GIVEN REQUEST
The required output is the line containing "Read out every word on this page." through the final line of the material below, printed exactly, with no other lines.

RECORDS PROVIDED
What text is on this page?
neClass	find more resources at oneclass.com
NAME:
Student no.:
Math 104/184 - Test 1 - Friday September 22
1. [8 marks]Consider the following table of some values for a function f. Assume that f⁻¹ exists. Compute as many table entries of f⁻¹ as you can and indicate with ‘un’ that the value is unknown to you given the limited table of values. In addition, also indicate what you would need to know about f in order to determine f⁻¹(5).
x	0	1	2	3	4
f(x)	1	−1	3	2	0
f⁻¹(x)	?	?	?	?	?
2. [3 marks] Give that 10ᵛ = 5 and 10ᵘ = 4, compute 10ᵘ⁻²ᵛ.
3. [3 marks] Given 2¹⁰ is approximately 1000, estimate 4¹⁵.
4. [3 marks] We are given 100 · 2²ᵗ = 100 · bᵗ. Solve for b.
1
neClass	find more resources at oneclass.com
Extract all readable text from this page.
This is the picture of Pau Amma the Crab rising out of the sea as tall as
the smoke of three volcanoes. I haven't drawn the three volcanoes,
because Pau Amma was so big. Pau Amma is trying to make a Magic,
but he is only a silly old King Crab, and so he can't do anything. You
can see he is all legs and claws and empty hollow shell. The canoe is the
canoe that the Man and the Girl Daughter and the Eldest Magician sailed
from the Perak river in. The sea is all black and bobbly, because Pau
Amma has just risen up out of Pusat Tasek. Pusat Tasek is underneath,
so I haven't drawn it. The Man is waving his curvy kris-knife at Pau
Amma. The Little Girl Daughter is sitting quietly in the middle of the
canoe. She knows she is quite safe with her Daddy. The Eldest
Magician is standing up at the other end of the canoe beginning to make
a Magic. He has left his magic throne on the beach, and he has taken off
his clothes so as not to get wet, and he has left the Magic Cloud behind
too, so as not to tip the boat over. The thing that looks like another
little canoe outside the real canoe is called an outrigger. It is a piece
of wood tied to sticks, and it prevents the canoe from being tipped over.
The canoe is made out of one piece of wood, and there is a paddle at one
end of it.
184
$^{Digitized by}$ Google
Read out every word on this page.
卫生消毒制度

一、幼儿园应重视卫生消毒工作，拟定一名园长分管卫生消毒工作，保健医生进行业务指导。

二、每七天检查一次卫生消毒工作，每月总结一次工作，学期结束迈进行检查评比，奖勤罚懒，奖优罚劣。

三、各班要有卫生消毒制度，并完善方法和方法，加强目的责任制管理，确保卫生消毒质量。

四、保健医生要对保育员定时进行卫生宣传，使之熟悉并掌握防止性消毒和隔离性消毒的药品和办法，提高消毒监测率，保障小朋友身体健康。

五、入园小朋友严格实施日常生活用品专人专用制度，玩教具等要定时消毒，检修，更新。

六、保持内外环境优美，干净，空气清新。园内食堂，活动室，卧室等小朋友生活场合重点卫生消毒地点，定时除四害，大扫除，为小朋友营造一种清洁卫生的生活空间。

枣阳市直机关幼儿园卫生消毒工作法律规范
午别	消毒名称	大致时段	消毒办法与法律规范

OUTPUT
Read out every word on this page.
卫生消毒制度

一、幼儿园应重视卫生消毒工作，拟定一名园长分管卫生消毒工作，保健医生进行业务指导。

二、每七天检查一次卫生消毒工作，每月总结一次工作，学期结束迈进行检查评比，奖勤罚懒，奖优罚劣。

三、各班要有卫生消毒制度，并完善方法和方法，加强目的责任制管理，确保卫生消毒质量。

四、保健医生要对保育员定时进行卫生宣传，使之熟悉并掌握防止性消毒和隔离性消毒的药品和办法，提高消毒监测率，保障小朋友身体健康。

五、入园小朋友严格实施日常生活用品专人专用制度，玩教具等要定时消毒，检修，更新。

六、保持内外环境优美，干净，空气清新。园内食堂，活动室，卧室等小朋友生活场合重点卫生消毒地点，定时除四害，大扫除，为小朋友营造一种清洁卫生的生活空间。

枣阳市直机关幼儿园卫生消毒工作法律规范
午别	消毒名称	大致时段	消毒办法与法律规范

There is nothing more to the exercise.